**Written exercise:**
State how many lines include "животных", giving the number by itself.

**Listing:**
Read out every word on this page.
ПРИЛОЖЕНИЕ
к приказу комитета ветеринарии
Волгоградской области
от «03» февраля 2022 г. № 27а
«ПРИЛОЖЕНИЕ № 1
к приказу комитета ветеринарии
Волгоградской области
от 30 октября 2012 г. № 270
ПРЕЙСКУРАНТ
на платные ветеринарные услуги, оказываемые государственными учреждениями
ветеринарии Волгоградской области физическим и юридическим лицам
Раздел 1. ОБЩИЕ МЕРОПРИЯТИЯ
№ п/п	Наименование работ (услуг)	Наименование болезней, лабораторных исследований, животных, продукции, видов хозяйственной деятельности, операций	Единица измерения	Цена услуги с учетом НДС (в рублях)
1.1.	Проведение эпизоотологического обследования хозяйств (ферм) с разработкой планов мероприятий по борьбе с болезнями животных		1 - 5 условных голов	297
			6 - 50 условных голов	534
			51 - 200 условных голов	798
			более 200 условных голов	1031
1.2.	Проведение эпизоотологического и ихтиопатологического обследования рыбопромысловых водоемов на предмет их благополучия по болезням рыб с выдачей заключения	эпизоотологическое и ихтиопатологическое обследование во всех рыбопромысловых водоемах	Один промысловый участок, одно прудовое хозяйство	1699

**Result of this exercise:**
2